*PROBLEM DETAILS*. Give back every entry in full, exactly as it reads.

*RECORDS SUPPLIED*.

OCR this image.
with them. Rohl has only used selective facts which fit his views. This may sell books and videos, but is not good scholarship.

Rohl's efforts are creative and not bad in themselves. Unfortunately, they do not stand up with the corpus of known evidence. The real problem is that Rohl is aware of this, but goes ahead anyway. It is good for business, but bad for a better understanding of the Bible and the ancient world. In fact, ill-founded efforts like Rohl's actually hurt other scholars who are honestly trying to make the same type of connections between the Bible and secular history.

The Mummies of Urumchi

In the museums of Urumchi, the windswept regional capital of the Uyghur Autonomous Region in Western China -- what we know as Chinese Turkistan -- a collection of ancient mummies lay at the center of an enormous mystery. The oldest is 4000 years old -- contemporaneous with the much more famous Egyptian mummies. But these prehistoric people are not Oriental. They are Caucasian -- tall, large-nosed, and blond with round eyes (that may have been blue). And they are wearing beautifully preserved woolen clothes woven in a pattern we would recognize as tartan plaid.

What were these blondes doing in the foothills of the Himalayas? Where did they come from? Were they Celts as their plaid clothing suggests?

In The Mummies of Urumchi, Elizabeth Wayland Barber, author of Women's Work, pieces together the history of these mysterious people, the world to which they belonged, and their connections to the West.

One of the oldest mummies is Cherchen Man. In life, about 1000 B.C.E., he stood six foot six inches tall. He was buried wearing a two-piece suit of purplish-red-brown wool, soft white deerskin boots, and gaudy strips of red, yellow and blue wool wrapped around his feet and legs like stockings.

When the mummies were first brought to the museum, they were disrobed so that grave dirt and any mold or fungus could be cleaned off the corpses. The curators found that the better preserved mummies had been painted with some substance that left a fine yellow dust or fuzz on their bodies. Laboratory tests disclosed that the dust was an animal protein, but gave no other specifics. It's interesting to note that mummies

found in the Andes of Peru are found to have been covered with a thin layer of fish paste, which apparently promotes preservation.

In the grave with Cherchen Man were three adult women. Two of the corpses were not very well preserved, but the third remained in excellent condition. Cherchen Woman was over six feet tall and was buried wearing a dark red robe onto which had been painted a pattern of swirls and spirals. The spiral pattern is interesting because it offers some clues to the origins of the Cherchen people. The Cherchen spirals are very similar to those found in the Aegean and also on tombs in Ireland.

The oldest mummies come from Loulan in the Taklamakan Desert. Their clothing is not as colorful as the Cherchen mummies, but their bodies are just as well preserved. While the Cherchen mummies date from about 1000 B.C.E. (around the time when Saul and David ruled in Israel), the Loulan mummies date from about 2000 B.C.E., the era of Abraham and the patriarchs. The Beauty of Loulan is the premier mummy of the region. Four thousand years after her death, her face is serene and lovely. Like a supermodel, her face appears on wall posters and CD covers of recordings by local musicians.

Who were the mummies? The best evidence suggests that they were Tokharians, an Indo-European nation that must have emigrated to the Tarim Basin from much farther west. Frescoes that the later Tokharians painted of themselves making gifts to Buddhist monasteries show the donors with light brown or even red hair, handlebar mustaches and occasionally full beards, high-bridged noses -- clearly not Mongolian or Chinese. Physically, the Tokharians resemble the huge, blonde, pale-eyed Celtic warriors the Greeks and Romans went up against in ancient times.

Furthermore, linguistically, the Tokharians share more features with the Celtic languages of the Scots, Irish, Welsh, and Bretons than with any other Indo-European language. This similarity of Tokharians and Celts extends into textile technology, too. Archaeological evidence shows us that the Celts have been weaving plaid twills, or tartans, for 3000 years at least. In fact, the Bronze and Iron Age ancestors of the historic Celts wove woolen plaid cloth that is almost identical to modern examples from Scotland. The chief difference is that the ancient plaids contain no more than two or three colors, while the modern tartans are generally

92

*TASK RESPONSE*.
OCR this image.
with them. Rohl has only used selective facts which fit his views. This may sell books and videos, but is not good scholarship.

Rohl's efforts are creative and not bad in themselves. Unfortunately, they do not stand up with the corpus of known evidence. The real problem is that Rohl is aware of this, but goes ahead anyway. It is good for business, but bad for a better understanding of the Bible and the ancient world. In fact, ill-founded efforts like Rohl's actually hurt other scholars who are honestly trying to make the same type of connections between the Bible and secular history.

The Mummies of Urumchi

In the museums of Urumchi, the windswept regional capital of the Uyghur Autonomous Region in Western China -- what we know as Chinese Turkistan -- a collection of ancient mummies lay at the center of an enormous mystery. The oldest is 4000 years old -- contemporaneous with the much more famous Egyptian mummies. But these prehistoric people are not Oriental. They are Caucasian -- tall, large-nosed, and blond with round eyes (that may have been blue). And they are wearing beautifully preserved woolen clothes woven in a pattern we would recognize as tartan plaid.

What were these blondes doing in the foothills of the Himalayas? Where did they come from? Were they Celts as their plaid clothing suggests?

In The Mummies of Urumchi, Elizabeth Wayland Barber, author of Women's Work, pieces together the history of these mysterious people, the world to which they belonged, and their connections to the West.

One of the oldest mummies is Cherchen Man. In life, about 1000 B.C.E., he stood six foot six inches tall. He was buried wearing a two-piece suit of purplish-red-brown wool, soft white deerskin boots, and gaudy strips of red, yellow and blue wool wrapped around his feet and legs like stockings.

When the mummies were first brought to the museum, they were disrobed so that grave dirt and any mold or fungus could be cleaned off the corpses. The curators found that the better preserved mummies had been painted with some substance that left a fine yellow dust or fuzz on their bodies. Laboratory tests disclosed that the dust was an animal protein, but gave no other specifics. It's interesting to note that mummies

found in the Andes of Peru are found to have been covered with a thin layer of fish paste, which apparently promotes preservation.

In the grave with Cherchen Man were three adult women. Two of the corpses were not very well preserved, but the third remained in excellent condition. Cherchen Woman was over six feet tall and was buried wearing a dark red robe onto which had been painted a pattern of swirls and spirals. The spiral pattern is interesting because it offers some clues to the origins of the Cherchen people. The Cherchen spirals are very similar to those found in the Aegean and also on tombs in Ireland.

The oldest mummies come from Loulan in the Taklamakan Desert. Their clothing is not as colorful as the Cherchen mummies, but their bodies are just as well preserved. While the Cherchen mummies date from about 1000 B.C.E. (around the time when Saul and David ruled in Israel), the Loulan mummies date from about 2000 B.C.E., the era of Abraham and the patriarchs. The Beauty of Loulan is the premier mummy of the region. Four thousand years after her death, her face is serene and lovely. Like a supermodel, her face appears on wall posters and CD covers of recordings by local musicians.

Who were the mummies? The best evidence suggests that they were Tokharians, an Indo-European nation that must have emigrated to the Tarim Basin from much farther west. Frescoes that the later Tokharians painted of themselves making gifts to Buddhist monasteries show the donors with light brown or even red hair, handlebar mustaches and occasionally full beards, high-bridged noses -- clearly not Mongolian or Chinese. Physically, the Tokharians resemble the huge, blonde, pale-eyed Celtic warriors the Greeks and Romans went up against in ancient times.

Furthermore, linguistically, the Tokharians share more features with the Celtic languages of the Scots, Irish, Welsh, and Bretons than with any other Indo-European language. This similarity of Tokharians and Celts extends into textile technology, too. Archaeological evidence shows us that the Celts have been weaving plaid twills, or tartans, for 3000 years at least. In fact, the Bronze and Iron Age ancestors of the historic Celts wove woolen plaid cloth that is almost identical to modern examples from Scotland. The chief difference is that the ancient plaids contain no more than two or three colors, while the modern tartans are generally

92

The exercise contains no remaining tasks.